+++ EXTRACTED ENTRIES +++

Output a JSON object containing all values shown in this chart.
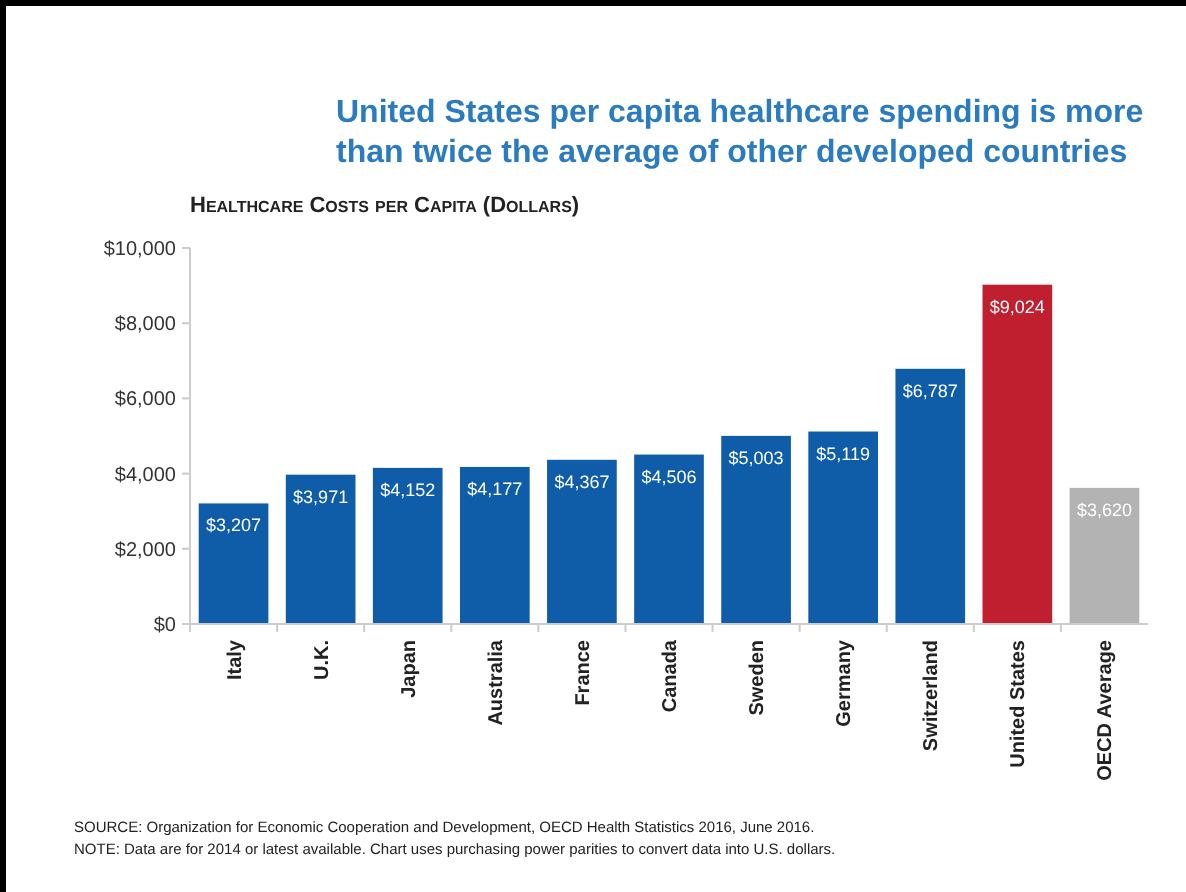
{
  "chart_data": {
    "type": "bar",
    "title": "United States per capita healthcare spending is more than twice the average of other developed countries",
    "subtitle": "Healthcare Costs per Capita (Dollars)",
    "categories": [
      "Italy",
      "U.K.",
      "Japan",
      "Australia",
      "France",
      "Canada",
      "Sweden",
      "Germany",
      "Switzerland",
      "United States",
      "OECD Average"
    ],
    "values": [
      3207,
      3971,
      4152,
      4177,
      4367,
      4506,
      5003,
      5119,
      6787,
      9024,
      3620
    ],
    "value_labels": [
      "$3,207",
      "$3,971",
      "$4,152",
      "$4,177",
      "$4,367",
      "$4,506",
      "$5,003",
      "$5,119",
      "$6,787",
      "$9,024",
      "$3,620"
    ],
    "colors": [
      "#0f5ca8",
      "#0f5ca8",
      "#0f5ca8",
      "#0f5ca8",
      "#0f5ca8",
      "#0f5ca8",
      "#0f5ca8",
      "#0f5ca8",
      "#0f5ca8",
      "#c01f2f",
      "#b3b3b3"
    ],
    "ylim": [
      0,
      10000
    ],
    "yticks": [
      {
        "value": 0,
        "label": "$0"
      },
      {
        "value": 2000,
        "label": "$2,000"
      },
      {
        "value": 4000,
        "label": "$4,000"
      },
      {
        "value": 6000,
        "label": "$6,000"
      },
      {
        "value": 8000,
        "label": "$8,000"
      },
      {
        "value": 10000,
        "label": "$10,000"
      }
    ],
    "grid": false,
    "annotations": [
      "SOURCE: Organization for Economic Cooperation and Development, OECD Health Statistics 2016, June 2016.",
      "NOTE: Data are for 2014 or latest available. Chart uses purchasing power parities to convert data into U.S. dollars."
    ]
  }
}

+++

- STATED TASK:
Your task is to copy the entries in full and exactly, without any images.

- EXPECTED ANSWER:
Output a JSON object containing all values shown in this chart.
{
  "chart_data": {
    "type": "bar",
    "title": "United States per capita healthcare spending is more than twice the average of other developed countries",
    "subtitle": "Healthcare Costs per Capita (Dollars)",
    "categories": [
      "Italy",
      "U.K.",
      "Japan",
      "Australia",
      "France",
      "Canada",
      "Sweden",
      "Germany",
      "Switzerland",
      "United States",
      "OECD Average"
    ],
    "values": [
      3207,
      3971,
      4152,
      4177,
      4367,
      4506,
      5003,
      5119,
      6787,
      9024,
      3620
    ],
    "value_labels": [
      "$3,207",
      "$3,971",
      "$4,152",
      "$4,177",
      "$4,367",
      "$4,506",
      "$5,003",
      "$5,119",
      "$6,787",
      "$9,024",
      "$3,620"
    ],
    "colors": [
      "#0f5ca8",
      "#0f5ca8",
      "#0f5ca8",
      "#0f5ca8",
      "#0f5ca8",
      "#0f5ca8",
      "#0f5ca8",
      "#0f5ca8",
      "#0f5ca8",
      "#c01f2f",
      "#b3b3b3"
    ],
    "ylim": [
      0,
      10000
    ],
    "yticks": [
      {
        "value": 0,
        "label": "$0"
      },
      {
        "value": 2000,
        "label": "$2,000"
      },
      {
        "value": 4000,
        "label": "$4,000"
      },
      {
        "value": 6000,
        "label": "$6,000"
      },
      {
        "value": 8000,
        "label": "$8,000"
      },
      {
        "value": 10000,
        "label": "$10,000"
      }
    ],
    "grid": false,
    "annotations": [
      "SOURCE: Organization for Economic Cooperation and Development, OECD Health Statistics 2016, June 2016.",
      "NOTE: Data are for 2014 or latest available. Chart uses purchasing power parities to convert data into U.S. dollars."
    ]
  }
}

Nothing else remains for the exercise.